_What is needed_
Copy out the items word for word, starting at the first line and ending at the line that contains "message-text: Could you". Include both of those lines.
--- START Supplied information ---
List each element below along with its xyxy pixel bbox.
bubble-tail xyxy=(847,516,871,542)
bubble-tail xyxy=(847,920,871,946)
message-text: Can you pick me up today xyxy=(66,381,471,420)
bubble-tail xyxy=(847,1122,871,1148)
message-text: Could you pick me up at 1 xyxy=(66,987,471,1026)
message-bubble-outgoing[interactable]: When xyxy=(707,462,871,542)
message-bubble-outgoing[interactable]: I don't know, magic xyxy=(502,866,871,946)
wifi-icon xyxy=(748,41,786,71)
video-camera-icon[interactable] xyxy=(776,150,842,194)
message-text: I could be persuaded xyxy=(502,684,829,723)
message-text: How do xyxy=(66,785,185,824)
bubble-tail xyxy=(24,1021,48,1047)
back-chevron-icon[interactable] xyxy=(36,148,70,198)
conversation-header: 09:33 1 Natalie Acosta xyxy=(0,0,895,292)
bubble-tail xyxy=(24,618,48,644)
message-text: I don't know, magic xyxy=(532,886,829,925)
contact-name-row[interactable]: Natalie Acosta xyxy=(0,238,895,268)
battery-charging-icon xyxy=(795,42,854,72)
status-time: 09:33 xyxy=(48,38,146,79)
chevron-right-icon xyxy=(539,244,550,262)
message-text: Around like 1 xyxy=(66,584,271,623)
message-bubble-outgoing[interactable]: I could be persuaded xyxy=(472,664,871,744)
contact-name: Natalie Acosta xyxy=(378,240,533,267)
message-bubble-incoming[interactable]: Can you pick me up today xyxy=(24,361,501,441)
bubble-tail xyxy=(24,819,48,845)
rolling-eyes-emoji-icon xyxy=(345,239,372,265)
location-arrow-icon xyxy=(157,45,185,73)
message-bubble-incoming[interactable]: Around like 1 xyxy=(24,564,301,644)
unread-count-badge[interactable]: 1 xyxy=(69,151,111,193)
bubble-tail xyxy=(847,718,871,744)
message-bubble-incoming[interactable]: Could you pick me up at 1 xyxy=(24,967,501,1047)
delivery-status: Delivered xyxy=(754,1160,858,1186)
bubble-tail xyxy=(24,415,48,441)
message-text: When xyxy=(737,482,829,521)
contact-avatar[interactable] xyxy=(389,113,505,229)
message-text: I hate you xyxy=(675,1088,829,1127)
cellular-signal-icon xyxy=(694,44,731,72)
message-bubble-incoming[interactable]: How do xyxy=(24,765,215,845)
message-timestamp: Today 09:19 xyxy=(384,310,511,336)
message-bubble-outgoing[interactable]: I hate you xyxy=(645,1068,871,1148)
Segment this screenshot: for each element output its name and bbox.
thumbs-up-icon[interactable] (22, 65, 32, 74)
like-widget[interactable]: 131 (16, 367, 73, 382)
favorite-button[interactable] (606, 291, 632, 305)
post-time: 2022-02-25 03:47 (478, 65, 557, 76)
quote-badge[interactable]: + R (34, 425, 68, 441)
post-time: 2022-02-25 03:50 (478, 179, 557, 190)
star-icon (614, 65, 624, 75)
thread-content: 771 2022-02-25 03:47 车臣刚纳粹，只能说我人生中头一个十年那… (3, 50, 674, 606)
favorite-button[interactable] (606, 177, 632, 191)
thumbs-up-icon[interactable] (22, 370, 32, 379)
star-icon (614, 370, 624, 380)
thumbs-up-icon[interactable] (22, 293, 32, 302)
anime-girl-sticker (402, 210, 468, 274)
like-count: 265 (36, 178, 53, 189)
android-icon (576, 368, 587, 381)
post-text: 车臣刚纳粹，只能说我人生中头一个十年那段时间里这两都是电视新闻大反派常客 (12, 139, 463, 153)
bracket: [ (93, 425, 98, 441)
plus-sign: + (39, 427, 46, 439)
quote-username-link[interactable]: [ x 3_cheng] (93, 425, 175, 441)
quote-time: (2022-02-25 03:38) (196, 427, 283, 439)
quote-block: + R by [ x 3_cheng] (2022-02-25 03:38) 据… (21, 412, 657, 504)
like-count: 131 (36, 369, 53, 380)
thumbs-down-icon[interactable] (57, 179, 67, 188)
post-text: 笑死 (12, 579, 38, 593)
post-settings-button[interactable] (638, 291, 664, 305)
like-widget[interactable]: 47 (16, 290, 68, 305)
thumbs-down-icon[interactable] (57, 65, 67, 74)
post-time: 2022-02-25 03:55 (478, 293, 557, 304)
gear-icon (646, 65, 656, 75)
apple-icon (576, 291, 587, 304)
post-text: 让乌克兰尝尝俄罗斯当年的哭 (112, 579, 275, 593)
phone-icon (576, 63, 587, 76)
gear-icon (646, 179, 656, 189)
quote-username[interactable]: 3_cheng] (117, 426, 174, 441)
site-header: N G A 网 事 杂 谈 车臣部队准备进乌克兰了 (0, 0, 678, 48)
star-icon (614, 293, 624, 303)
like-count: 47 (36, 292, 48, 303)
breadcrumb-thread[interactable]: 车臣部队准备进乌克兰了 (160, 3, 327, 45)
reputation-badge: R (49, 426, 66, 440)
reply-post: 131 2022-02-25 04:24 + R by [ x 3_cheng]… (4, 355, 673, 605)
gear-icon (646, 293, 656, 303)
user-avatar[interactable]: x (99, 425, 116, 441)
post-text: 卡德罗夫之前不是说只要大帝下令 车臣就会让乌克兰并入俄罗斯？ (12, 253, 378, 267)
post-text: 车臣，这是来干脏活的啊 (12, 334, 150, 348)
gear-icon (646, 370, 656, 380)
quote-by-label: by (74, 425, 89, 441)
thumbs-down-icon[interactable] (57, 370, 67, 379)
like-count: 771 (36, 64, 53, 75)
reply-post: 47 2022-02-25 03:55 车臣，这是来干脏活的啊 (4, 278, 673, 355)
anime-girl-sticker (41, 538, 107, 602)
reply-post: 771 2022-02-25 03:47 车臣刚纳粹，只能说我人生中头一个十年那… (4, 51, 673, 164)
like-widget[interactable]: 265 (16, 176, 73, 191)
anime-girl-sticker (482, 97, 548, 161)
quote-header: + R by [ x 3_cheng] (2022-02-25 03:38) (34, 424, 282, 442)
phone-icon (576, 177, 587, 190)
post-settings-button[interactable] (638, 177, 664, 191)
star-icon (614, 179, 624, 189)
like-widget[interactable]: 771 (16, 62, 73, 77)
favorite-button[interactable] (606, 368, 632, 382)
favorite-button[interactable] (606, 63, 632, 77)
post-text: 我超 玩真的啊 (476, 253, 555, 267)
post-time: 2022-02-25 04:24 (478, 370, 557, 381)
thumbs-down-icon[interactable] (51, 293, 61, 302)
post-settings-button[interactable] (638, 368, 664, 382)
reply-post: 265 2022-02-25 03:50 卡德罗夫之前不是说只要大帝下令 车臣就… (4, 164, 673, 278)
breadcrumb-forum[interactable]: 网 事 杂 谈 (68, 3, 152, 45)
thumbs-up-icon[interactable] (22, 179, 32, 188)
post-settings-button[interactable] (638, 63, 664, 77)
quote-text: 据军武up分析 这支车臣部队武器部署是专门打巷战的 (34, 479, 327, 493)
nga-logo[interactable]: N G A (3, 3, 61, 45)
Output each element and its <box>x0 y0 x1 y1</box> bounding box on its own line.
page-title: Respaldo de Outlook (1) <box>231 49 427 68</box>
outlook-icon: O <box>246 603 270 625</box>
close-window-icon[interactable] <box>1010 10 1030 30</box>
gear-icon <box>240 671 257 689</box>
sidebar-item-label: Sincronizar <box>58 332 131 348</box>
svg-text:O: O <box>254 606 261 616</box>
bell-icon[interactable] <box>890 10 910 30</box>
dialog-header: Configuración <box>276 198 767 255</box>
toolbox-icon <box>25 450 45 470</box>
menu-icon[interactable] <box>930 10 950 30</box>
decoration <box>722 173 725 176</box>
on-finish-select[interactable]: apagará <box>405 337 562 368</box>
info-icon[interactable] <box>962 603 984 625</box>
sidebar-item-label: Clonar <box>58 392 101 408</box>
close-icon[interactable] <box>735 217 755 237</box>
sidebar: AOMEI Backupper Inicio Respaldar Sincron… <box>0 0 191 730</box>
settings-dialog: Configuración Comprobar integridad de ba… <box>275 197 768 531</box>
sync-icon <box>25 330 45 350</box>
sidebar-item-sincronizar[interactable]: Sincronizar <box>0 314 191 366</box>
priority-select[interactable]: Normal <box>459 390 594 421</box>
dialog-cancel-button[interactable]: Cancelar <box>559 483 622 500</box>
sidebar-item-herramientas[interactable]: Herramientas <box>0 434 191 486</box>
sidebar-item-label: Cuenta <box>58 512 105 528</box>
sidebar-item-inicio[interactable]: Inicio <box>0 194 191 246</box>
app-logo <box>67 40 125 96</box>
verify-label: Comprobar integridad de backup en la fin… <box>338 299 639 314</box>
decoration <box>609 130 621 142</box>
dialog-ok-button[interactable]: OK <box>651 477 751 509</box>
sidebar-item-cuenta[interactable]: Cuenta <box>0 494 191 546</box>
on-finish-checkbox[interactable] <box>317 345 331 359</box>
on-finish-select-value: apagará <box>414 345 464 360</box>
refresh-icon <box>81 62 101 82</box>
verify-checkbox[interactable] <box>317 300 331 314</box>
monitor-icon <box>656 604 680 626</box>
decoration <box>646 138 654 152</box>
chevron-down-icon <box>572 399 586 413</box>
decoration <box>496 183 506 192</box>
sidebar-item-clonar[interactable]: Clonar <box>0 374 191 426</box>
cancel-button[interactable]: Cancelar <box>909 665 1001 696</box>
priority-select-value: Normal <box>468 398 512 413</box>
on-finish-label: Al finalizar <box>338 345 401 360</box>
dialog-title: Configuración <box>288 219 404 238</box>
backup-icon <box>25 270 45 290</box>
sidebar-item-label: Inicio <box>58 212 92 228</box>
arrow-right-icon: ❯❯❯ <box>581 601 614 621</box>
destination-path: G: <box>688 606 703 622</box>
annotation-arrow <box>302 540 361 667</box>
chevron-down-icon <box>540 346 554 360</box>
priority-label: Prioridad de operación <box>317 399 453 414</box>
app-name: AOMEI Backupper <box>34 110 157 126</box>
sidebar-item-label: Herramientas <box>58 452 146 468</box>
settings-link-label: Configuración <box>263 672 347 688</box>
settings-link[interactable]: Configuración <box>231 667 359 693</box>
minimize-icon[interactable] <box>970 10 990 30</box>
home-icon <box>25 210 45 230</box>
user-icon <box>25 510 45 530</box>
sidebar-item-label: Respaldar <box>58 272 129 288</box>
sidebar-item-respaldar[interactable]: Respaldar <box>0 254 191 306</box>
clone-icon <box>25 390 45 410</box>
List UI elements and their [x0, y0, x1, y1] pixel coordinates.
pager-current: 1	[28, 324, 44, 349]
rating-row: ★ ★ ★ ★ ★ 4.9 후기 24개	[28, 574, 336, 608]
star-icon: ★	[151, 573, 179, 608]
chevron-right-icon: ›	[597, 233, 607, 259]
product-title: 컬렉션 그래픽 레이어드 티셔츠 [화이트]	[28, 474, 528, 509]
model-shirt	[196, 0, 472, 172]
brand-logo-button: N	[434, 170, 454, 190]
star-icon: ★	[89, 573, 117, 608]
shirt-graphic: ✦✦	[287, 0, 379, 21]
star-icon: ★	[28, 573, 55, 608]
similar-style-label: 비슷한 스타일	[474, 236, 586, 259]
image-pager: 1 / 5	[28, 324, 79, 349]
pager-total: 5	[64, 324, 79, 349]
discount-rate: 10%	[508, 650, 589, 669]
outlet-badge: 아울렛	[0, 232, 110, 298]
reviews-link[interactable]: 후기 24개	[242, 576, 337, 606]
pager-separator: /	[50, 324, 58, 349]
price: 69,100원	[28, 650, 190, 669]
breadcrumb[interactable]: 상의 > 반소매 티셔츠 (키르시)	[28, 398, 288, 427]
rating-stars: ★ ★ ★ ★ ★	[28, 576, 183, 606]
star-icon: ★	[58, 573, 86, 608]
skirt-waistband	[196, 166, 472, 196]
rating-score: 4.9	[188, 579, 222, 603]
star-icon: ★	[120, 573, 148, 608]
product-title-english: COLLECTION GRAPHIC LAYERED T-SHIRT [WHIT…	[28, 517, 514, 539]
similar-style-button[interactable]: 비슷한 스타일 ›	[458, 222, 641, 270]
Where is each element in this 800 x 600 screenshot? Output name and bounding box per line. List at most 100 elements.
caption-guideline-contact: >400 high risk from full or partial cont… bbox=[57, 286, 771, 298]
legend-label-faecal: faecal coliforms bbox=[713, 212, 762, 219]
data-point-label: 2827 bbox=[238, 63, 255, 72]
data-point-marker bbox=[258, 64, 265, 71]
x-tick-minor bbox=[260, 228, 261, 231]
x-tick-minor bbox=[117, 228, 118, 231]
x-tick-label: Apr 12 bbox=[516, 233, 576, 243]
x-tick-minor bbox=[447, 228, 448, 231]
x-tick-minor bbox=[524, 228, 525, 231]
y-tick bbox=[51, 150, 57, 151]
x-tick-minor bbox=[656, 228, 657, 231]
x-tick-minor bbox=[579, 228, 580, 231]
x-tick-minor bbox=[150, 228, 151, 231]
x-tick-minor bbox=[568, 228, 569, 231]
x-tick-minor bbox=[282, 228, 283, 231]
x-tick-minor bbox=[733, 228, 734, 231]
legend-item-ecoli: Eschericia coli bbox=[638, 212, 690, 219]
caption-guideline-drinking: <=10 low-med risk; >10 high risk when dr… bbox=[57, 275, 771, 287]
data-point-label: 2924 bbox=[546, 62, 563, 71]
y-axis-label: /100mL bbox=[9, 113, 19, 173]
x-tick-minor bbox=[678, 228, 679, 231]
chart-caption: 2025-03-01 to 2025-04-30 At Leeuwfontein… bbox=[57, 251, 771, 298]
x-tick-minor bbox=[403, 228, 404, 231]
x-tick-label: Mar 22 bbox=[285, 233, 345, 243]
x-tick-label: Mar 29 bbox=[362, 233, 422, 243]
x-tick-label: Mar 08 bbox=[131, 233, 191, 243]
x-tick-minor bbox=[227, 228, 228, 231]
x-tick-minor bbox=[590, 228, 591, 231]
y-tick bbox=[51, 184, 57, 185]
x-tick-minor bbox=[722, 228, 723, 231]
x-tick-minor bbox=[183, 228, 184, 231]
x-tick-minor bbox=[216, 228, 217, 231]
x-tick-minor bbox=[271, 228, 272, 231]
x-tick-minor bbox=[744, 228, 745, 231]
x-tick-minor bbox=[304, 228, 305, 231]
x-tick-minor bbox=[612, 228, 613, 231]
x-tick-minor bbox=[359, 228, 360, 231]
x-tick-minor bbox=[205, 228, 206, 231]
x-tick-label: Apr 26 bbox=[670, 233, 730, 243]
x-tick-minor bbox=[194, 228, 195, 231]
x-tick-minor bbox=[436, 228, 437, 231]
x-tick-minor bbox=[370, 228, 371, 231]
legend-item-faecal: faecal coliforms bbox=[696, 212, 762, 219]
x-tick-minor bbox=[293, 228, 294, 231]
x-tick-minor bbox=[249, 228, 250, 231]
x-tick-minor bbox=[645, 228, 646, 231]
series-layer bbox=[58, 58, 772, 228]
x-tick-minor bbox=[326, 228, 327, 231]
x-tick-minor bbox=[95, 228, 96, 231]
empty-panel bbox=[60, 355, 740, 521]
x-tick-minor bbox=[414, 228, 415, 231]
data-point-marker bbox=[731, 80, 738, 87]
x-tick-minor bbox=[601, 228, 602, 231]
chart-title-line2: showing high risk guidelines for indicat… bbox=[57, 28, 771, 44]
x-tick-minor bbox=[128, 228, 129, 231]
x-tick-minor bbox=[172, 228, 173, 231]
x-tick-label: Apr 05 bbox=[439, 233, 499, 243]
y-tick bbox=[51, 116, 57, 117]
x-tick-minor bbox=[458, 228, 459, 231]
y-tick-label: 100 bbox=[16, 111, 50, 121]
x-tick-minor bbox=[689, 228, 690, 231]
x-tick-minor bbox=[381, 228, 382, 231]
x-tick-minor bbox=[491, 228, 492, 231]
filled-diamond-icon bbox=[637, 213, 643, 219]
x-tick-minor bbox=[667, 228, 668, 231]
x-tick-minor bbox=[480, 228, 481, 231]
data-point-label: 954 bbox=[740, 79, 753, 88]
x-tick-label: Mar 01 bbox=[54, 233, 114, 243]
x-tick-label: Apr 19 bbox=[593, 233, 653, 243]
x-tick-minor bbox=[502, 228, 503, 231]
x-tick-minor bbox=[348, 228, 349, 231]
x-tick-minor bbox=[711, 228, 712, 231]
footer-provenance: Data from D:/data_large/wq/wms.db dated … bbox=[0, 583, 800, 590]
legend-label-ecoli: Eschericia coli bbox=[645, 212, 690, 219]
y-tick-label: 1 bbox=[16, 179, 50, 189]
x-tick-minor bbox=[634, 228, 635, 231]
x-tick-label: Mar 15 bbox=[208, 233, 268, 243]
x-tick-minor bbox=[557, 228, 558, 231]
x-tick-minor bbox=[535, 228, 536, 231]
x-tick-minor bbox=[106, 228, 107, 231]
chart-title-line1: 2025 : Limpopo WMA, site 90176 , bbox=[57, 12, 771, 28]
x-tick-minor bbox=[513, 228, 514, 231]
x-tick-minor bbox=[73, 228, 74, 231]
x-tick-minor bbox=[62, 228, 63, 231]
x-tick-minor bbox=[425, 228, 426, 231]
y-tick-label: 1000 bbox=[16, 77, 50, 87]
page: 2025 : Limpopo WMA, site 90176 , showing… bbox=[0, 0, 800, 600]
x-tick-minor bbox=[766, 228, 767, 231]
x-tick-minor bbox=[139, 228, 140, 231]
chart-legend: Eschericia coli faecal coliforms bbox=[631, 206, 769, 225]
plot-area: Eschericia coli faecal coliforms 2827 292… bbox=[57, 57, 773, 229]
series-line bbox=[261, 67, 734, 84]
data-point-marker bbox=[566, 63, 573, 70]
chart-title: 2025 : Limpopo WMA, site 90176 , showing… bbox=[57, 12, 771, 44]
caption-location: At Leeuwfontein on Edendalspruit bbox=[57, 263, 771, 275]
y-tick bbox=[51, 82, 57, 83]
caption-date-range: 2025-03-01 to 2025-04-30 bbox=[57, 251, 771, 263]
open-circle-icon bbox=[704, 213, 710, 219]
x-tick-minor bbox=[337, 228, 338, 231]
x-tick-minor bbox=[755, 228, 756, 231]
--- END Supplied information ---
_Response_
List each element below along with its xyxy pixel bbox.
bubble-tail xyxy=(847,516,871,542)
bubble-tail xyxy=(847,920,871,946)
message-text: Can you pick me up today xyxy=(66,381,471,420)
bubble-tail xyxy=(847,1122,871,1148)
message-text: Could you pick me up at 1 xyxy=(66,987,471,1026)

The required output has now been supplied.